▸ **DO THIS**
Output the data word for word, dropping every image.

## BEGIN EXERCISE INPUT

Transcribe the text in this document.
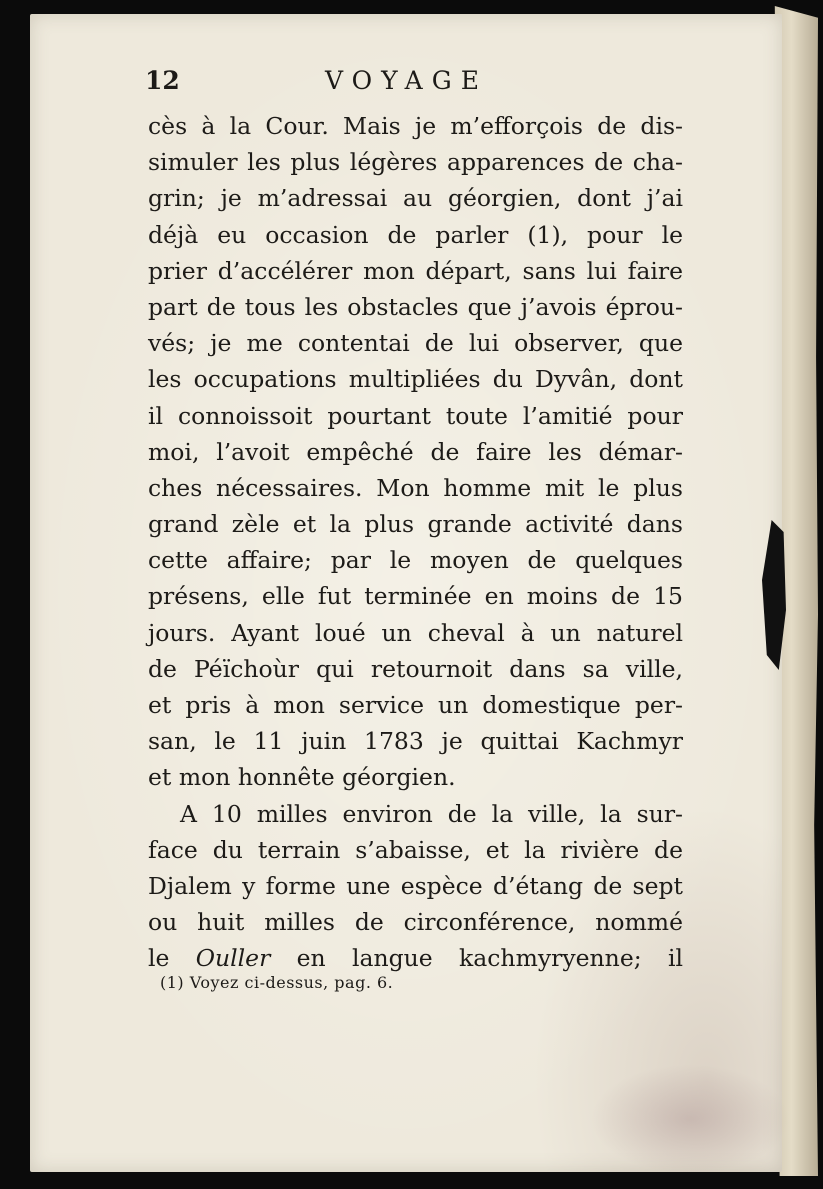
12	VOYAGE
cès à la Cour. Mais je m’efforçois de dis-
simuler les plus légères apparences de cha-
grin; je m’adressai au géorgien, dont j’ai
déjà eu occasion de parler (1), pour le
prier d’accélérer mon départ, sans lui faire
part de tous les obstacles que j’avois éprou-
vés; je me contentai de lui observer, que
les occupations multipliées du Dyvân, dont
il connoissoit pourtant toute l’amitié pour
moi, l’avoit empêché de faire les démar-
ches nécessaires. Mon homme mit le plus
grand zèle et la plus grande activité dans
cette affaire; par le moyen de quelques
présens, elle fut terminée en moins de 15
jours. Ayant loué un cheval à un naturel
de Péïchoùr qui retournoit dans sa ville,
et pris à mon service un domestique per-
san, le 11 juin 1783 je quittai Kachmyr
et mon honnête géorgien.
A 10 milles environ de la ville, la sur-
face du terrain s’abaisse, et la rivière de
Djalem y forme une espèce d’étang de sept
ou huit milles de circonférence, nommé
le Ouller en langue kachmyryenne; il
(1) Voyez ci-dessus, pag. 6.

## END EXERCISE INPUT

▸ **WRITTEN RESPONSE**
Transcribe the text in this document.
12	VOYAGE
cès à la Cour. Mais je m’efforçois de dis-
simuler les plus légères apparences de cha-
grin; je m’adressai au géorgien, dont j’ai
déjà eu occasion de parler (1), pour le
prier d’accélérer mon départ, sans lui faire
part de tous les obstacles que j’avois éprou-
vés; je me contentai de lui observer, que
les occupations multipliées du Dyvân, dont
il connoissoit pourtant toute l’amitié pour
moi, l’avoit empêché de faire les démar-
ches nécessaires. Mon homme mit le plus
grand zèle et la plus grande activité dans
cette affaire; par le moyen de quelques
présens, elle fut terminée en moins de 15
jours. Ayant loué un cheval à un naturel
de Péïchoùr qui retournoit dans sa ville,
et pris à mon service un domestique per-
san, le 11 juin 1783 je quittai Kachmyr
et mon honnête géorgien.
A 10 milles environ de la ville, la sur-
face du terrain s’abaisse, et la rivière de
Djalem y forme une espèce d’étang de sept
ou huit milles de circonférence, nommé
le Ouller en langue kachmyryenne; il
(1) Voyez ci-dessus, pag. 6.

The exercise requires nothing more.